TEXT SHOWN:
----

Construction of the glucose transporter null mutant, Δlmgt, by targeted gene replacement. (A) Strategy for targeted gene replacement. (Upper) The LmGT gene locus including the three ORFs (open rectangles marked GT1, GT2, and GT3), the 10-kb SmaI and 14-kb EcoRI restriction fragments, and the location of the upstream (US) and downstream (DS) segments used to target homologous recombination of the gene disruption constructs. One of these disruption constructs is shown immediately below the LmGT locus and includes the US and DS segments, the ORF for the PAC selectable marker, the EcoRV and BglII terminal polylinker restriction sites, and the internal EcoRI and SmaI restriction sites. The thin arrows indicate the sites of homologous integration. (Lower) The targeted gene replacement event is indicated below the thick arrow, showing the structure of the resulting chromosomal locus and the predicted 2-kb EcoRI and 7-kb SmaI restriction fragments that are diagnostic of the correct homologous integration event. Symbols indicating restriction fragments are: RI, EcoRI; S, SmaI; RV, EcoRV; and Bg, BglII. Generation of the null mutant required a second targeted gene replacement using a similar gene disruption cassette containing a SAT marker. (B) Southern blot containing 10 μg of genomic DNA from WT parasites (+/+), heterozygous knockout line after integration of the PAC gene disruption construct (+/−), or Δlmgt null mutant (−/−) digested with PstI or with EcoRI and hybridized with a radiolabeled probe representing the LmGT2 ORF. The numbers indicate the positions and sizes (kilobase pairs) of DNA molecular weight markers. (C) The same blot shown in B after elution of the LmGT2 probe and rehybridization to the PFR2 probe that encodes an unrelated paraflagellar rod protein.

Figure 2

Uptake of [³H]2-deoxy-d-glucose (2-DOG, A) and [³H]adenosine (B) by WT (filled circles) and Δlmgt null mutant (open circles) parasites. The error bars in this and other figures indicate the SD.

Figure 3

Growth of WT (A) and Δlmgt (B) promastigotes in DME-L medium containing (+) or lacking (−) 25 mM glucose (G) or 5 mM proline (P). Parasites were inoculated at an initial density of 1 × 10⁶ cells per ml, and aliquots of the cultures were counted (n = 3, average ± SD) on a hemacytometer at various times thereafter.

----

DATA LISTING:
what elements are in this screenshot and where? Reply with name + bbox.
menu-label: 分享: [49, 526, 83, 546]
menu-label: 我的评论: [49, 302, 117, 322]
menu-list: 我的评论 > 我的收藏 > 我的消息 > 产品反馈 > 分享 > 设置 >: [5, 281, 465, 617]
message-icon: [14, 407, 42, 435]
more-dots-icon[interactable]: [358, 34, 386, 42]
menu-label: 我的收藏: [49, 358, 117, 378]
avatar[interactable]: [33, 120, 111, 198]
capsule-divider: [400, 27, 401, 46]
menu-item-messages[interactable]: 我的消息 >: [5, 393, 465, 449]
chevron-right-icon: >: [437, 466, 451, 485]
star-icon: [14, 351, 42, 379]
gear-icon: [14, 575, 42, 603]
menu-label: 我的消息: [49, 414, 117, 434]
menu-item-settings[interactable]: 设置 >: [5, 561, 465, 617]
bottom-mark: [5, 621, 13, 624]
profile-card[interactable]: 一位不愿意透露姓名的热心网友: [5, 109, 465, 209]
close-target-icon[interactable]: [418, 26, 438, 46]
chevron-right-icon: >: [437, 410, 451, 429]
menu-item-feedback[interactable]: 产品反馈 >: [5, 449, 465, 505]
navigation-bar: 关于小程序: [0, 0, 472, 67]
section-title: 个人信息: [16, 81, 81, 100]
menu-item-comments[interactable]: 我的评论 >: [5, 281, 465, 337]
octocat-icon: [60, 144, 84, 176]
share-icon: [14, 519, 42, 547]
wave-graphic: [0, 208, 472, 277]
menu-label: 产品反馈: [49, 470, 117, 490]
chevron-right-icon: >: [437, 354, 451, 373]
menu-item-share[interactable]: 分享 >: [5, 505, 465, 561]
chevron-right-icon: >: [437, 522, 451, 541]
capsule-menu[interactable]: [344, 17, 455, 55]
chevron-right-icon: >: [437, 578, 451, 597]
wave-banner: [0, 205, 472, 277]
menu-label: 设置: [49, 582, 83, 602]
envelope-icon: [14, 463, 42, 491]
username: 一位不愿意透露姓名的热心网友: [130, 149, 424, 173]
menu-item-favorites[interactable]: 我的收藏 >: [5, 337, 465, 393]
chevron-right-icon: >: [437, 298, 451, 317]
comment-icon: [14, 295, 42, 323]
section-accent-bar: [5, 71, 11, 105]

----

USING THE INFORMATION:
- A) Write out the passage of the glucose transporter mutant text between "Growth of WT" and "various times thereafter.", inclusive.
- B) In the glucose transporter mutant text, what initial density were the promastigotes inoculated at for the growth experiments?

OUTPUTS FOR THE TASKS:
- A)
Growth of WT (A) and Δlmgt (B) promastigotes in DME-L medium containing (+) or lacking (−) 25 mM glucose (G) or 5 mM proline (P). Parasites were inoculated at an initial density of 1 × 10⁶ cells per ml, and aliquots of the cultures were counted (n = 3, average ± SD) on a hemacytometer at various times thereafter.

- B) 1 × 10⁶ cells per ml